**YOUR INSTRUCTIONS:** Write out every record below exactly as it appears.

— Begin —

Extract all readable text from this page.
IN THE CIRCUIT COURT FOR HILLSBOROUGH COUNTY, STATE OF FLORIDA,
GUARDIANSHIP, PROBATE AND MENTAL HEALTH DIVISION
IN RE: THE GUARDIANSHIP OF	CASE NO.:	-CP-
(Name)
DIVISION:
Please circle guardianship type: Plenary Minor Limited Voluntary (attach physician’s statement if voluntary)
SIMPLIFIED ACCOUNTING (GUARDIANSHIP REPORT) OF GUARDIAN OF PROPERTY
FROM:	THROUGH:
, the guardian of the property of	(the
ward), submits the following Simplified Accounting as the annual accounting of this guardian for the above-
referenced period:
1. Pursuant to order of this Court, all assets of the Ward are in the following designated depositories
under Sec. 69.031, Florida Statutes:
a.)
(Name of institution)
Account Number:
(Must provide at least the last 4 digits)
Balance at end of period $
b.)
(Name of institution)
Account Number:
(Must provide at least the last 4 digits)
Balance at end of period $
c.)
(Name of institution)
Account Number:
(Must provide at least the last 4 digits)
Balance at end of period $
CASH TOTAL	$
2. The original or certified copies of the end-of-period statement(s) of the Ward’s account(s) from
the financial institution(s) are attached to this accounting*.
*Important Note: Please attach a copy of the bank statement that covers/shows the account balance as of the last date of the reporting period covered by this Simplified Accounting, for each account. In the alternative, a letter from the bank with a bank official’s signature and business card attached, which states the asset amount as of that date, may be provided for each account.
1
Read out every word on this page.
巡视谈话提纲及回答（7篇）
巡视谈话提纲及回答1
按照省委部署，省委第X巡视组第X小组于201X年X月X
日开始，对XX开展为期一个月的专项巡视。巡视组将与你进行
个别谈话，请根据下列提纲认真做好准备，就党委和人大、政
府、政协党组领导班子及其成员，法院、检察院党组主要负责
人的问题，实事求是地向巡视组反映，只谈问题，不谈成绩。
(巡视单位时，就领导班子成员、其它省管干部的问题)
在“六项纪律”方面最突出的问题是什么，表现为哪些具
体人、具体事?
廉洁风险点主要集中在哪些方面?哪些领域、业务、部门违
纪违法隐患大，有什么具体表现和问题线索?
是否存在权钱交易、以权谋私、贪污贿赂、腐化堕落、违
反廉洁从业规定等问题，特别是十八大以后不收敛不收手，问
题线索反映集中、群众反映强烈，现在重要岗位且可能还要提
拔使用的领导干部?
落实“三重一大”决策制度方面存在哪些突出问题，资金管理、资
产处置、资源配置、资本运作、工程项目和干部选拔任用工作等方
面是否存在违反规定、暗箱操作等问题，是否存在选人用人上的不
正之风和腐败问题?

— End —

**WRITTEN REPLY:**
Extract all readable text from this page.
IN THE CIRCUIT COURT FOR HILLSBOROUGH COUNTY, STATE OF FLORIDA,
GUARDIANSHIP, PROBATE AND MENTAL HEALTH DIVISION
IN RE: THE GUARDIANSHIP OF	CASE NO.:	-CP-
(Name)
DIVISION:
Please circle guardianship type: Plenary Minor Limited Voluntary (attach physician’s statement if voluntary)
SIMPLIFIED ACCOUNTING (GUARDIANSHIP REPORT) OF GUARDIAN OF PROPERTY
FROM:	THROUGH:
, the guardian of the property of	(the
ward), submits the following Simplified Accounting as the annual accounting of this guardian for the above-
referenced period:
1. Pursuant to order of this Court, all assets of the Ward are in the following designated depositories
under Sec. 69.031, Florida Statutes:
a.)
(Name of institution)
Account Number:
(Must provide at least the last 4 digits)
Balance at end of period $
b.)
(Name of institution)
Account Number:
(Must provide at least the last 4 digits)
Balance at end of period $
c.)
(Name of institution)
Account Number:
(Must provide at least the last 4 digits)
Balance at end of period $
CASH TOTAL	$
2. The original or certified copies of the end-of-period statement(s) of the Ward’s account(s) from
the financial institution(s) are attached to this accounting*.
*Important Note: Please attach a copy of the bank statement that covers/shows the account balance as of the last date of the reporting period covered by this Simplified Accounting, for each account. In the alternative, a letter from the bank with a bank official’s signature and business card attached, which states the asset amount as of that date, may be provided for each account.
1
Read out every word on this page.
巡视谈话提纲及回答（7篇）
巡视谈话提纲及回答1
按照省委部署，省委第X巡视组第X小组于201X年X月X
日开始，对XX开展为期一个月的专项巡视。巡视组将与你进行
个别谈话，请根据下列提纲认真做好准备，就党委和人大、政
府、政协党组领导班子及其成员，法院、检察院党组主要负责
人的问题，实事求是地向巡视组反映，只谈问题，不谈成绩。
(巡视单位时，就领导班子成员、其它省管干部的问题)
在“六项纪律”方面最突出的问题是什么，表现为哪些具
体人、具体事?
廉洁风险点主要集中在哪些方面?哪些领域、业务、部门违
纪违法隐患大，有什么具体表现和问题线索?
是否存在权钱交易、以权谋私、贪污贿赂、腐化堕落、违
反廉洁从业规定等问题，特别是十八大以后不收敛不收手，问
题线索反映集中、群众反映强烈，现在重要岗位且可能还要提
拔使用的领导干部?
落实“三重一大”决策制度方面存在哪些突出问题，资金管理、资
产处置、资源配置、资本运作、工程项目和干部选拔任用工作等方
面是否存在违反规定、暗箱操作等问题，是否存在选人用人上的不
正之风和腐败问题?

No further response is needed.